Data entries
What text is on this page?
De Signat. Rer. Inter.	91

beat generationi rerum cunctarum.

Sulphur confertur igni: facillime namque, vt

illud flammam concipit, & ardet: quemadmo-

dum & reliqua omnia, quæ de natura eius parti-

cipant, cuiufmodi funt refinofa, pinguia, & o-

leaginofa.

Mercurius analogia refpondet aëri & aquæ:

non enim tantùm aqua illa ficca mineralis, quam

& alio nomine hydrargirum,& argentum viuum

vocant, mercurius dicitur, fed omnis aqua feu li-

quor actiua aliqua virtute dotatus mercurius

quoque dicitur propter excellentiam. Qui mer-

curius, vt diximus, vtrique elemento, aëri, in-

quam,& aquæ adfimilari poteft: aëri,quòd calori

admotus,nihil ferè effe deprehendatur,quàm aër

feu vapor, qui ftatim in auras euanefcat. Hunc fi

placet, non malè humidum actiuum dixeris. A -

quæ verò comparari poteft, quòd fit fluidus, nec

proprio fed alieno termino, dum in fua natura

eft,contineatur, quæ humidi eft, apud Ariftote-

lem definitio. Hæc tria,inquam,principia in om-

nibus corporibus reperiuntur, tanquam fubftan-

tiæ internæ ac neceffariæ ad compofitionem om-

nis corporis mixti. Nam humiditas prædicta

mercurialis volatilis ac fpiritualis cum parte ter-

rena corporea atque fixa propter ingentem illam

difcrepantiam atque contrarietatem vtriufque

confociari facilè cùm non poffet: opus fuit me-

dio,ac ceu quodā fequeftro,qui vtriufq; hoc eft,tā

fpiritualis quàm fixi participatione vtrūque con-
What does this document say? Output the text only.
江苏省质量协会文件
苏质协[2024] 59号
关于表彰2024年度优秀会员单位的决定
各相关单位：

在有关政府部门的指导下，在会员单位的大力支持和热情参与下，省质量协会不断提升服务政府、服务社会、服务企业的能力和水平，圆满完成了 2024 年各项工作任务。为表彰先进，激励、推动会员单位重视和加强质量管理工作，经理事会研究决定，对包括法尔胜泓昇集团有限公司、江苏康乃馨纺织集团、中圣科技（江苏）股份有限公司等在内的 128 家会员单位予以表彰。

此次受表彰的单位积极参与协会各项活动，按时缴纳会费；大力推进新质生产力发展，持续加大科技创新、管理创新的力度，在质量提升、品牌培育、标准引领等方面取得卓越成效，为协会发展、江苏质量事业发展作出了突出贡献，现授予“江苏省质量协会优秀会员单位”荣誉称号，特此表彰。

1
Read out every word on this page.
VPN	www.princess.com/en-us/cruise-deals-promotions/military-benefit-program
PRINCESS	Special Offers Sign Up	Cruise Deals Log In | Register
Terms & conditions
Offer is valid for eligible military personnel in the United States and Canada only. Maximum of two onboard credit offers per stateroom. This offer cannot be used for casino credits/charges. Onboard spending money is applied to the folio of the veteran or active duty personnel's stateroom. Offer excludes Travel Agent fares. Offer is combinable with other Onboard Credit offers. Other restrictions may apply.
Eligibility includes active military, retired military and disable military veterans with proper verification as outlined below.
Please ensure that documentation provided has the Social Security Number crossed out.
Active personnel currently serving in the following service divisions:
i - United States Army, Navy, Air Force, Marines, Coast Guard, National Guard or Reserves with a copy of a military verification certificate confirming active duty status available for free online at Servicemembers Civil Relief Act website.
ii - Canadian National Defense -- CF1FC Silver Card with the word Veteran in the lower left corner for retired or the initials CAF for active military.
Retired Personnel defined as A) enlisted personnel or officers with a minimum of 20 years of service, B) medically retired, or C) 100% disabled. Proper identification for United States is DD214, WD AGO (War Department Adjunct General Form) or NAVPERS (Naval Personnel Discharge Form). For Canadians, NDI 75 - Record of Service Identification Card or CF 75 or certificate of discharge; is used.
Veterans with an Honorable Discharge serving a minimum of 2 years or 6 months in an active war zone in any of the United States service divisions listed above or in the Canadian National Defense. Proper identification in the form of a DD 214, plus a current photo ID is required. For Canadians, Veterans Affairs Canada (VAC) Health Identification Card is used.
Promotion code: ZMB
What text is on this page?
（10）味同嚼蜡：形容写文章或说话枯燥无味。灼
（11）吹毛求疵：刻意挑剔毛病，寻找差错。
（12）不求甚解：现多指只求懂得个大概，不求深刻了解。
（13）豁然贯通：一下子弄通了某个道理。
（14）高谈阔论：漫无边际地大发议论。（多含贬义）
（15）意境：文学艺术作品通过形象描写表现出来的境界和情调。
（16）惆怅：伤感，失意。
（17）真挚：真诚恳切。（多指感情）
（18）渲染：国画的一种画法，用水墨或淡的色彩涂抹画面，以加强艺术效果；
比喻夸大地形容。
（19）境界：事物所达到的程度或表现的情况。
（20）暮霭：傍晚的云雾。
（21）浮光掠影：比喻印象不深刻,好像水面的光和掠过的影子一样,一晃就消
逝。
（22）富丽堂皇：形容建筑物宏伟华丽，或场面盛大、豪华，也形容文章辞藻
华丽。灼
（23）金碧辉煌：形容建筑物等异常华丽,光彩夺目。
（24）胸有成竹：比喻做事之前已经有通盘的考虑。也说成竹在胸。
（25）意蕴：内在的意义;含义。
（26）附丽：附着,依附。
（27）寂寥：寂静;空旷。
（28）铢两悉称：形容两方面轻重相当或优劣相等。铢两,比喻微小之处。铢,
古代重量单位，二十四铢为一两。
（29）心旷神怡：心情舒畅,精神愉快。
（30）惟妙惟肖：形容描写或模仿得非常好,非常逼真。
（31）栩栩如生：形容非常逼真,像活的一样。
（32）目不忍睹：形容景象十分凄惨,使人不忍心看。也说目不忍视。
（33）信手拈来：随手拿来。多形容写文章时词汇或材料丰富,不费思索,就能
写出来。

• WHAT TO DO
Set down each entry again, unchanged.

• EXPECTED ANSWER
What text is on this page?
De Signat. Rer. Inter.	91

beat generationi rerum cunctarum.

Sulphur confertur igni: facillime namque, vt

illud flammam concipit, & ardet: quemadmo-

dum & reliqua omnia, quæ de natura eius parti-

cipant, cuiufmodi funt refinofa, pinguia, & o-

leaginofa.

Mercurius analogia refpondet aëri & aquæ:

non enim tantùm aqua illa ficca mineralis, quam

& alio nomine hydrargirum,& argentum viuum

vocant, mercurius dicitur, fed omnis aqua feu li-

quor actiua aliqua virtute dotatus mercurius

quoque dicitur propter excellentiam. Qui mer-

curius, vt diximus, vtrique elemento, aëri, in-

quam,& aquæ adfimilari poteft: aëri,quòd calori

admotus,nihil ferè effe deprehendatur,quàm aër

feu vapor, qui ftatim in auras euanefcat. Hunc fi

placet, non malè humidum actiuum dixeris. A -

quæ verò comparari poteft, quòd fit fluidus, nec

proprio fed alieno termino, dum in fua natura

eft,contineatur, quæ humidi eft, apud Ariftote-

lem definitio. Hæc tria,inquam,principia in om-

nibus corporibus reperiuntur, tanquam fubftan-

tiæ internæ ac neceffariæ ad compofitionem om-

nis corporis mixti. Nam humiditas prædicta

mercurialis volatilis ac fpiritualis cum parte ter-

rena corporea atque fixa propter ingentem illam

difcrepantiam atque contrarietatem vtriufque

confociari facilè cùm non poffet: opus fuit me-

dio,ac ceu quodā fequeftro,qui vtriufq; hoc eft,tā

fpiritualis quàm fixi participatione vtrūque con-
What does this document say? Output the text only.
江苏省质量协会文件
苏质协[2024] 59号
关于表彰2024年度优秀会员单位的决定
各相关单位：

在有关政府部门的指导下，在会员单位的大力支持和热情参与下，省质量协会不断提升服务政府、服务社会、服务企业的能力和水平，圆满完成了 2024 年各项工作任务。为表彰先进，激励、推动会员单位重视和加强质量管理工作，经理事会研究决定，对包括法尔胜泓昇集团有限公司、江苏康乃馨纺织集团、中圣科技（江苏）股份有限公司等在内的 128 家会员单位予以表彰。

此次受表彰的单位积极参与协会各项活动，按时缴纳会费；大力推进新质生产力发展，持续加大科技创新、管理创新的力度，在质量提升、品牌培育、标准引领等方面取得卓越成效，为协会发展、江苏质量事业发展作出了突出贡献，现授予“江苏省质量协会优秀会员单位”荣誉称号，特此表彰。

1
Read out every word on this page.
VPN	www.princess.com/en-us/cruise-deals-promotions/military-benefit-program
PRINCESS	Special Offers Sign Up	Cruise Deals Log In | Register
Terms & conditions
Offer is valid for eligible military personnel in the United States and Canada only. Maximum of two onboard credit offers per stateroom. This offer cannot be used for casino credits/charges. Onboard spending money is applied to the folio of the veteran or active duty personnel's stateroom. Offer excludes Travel Agent fares. Offer is combinable with other Onboard Credit offers. Other restrictions may apply.
Eligibility includes active military, retired military and disable military veterans with proper verification as outlined below.
Please ensure that documentation provided has the Social Security Number crossed out.
Active personnel currently serving in the following service divisions:
i - United States Army, Navy, Air Force, Marines, Coast Guard, National Guard or Reserves with a copy of a military verification certificate confirming active duty status available for free online at Servicemembers Civil Relief Act website.
ii - Canadian National Defense -- CF1FC Silver Card with the word Veteran in the lower left corner for retired or the initials CAF for active military.
Retired Personnel defined as A) enlisted personnel or officers with a minimum of 20 years of service, B) medically retired, or C) 100% disabled. Proper identification for United States is DD214, WD AGO (War Department Adjunct General Form) or NAVPERS (Naval Personnel Discharge Form). For Canadians, NDI 75 - Record of Service Identification Card or CF 75 or certificate of discharge; is used.
Veterans with an Honorable Discharge serving a minimum of 2 years or 6 months in an active war zone in any of the United States service divisions listed above or in the Canadian National Defense. Proper identification in the form of a DD 214, plus a current photo ID is required. For Canadians, Veterans Affairs Canada (VAC) Health Identification Card is used.
Promotion code: ZMB
What text is on this page?
（10）味同嚼蜡：形容写文章或说话枯燥无味。灼
（11）吹毛求疵：刻意挑剔毛病，寻找差错。
（12）不求甚解：现多指只求懂得个大概，不求深刻了解。
（13）豁然贯通：一下子弄通了某个道理。
（14）高谈阔论：漫无边际地大发议论。（多含贬义）
（15）意境：文学艺术作品通过形象描写表现出来的境界和情调。
（16）惆怅：伤感，失意。
（17）真挚：真诚恳切。（多指感情）
（18）渲染：国画的一种画法，用水墨或淡的色彩涂抹画面，以加强艺术效果；
比喻夸大地形容。
（19）境界：事物所达到的程度或表现的情况。
（20）暮霭：傍晚的云雾。
（21）浮光掠影：比喻印象不深刻,好像水面的光和掠过的影子一样,一晃就消
逝。
（22）富丽堂皇：形容建筑物宏伟华丽，或场面盛大、豪华，也形容文章辞藻
华丽。灼
（23）金碧辉煌：形容建筑物等异常华丽,光彩夺目。
（24）胸有成竹：比喻做事之前已经有通盘的考虑。也说成竹在胸。
（25）意蕴：内在的意义;含义。
（26）附丽：附着,依附。
（27）寂寥：寂静;空旷。
（28）铢两悉称：形容两方面轻重相当或优劣相等。铢两,比喻微小之处。铢,
古代重量单位，二十四铢为一两。
（29）心旷神怡：心情舒畅,精神愉快。
（30）惟妙惟肖：形容描写或模仿得非常好,非常逼真。
（31）栩栩如生：形容非常逼真,像活的一样。
（32）目不忍睹：形容景象十分凄惨,使人不忍心看。也说目不忍视。
（33）信手拈来：随手拿来。多形容写文章时词汇或材料丰富,不费思索,就能
写出来。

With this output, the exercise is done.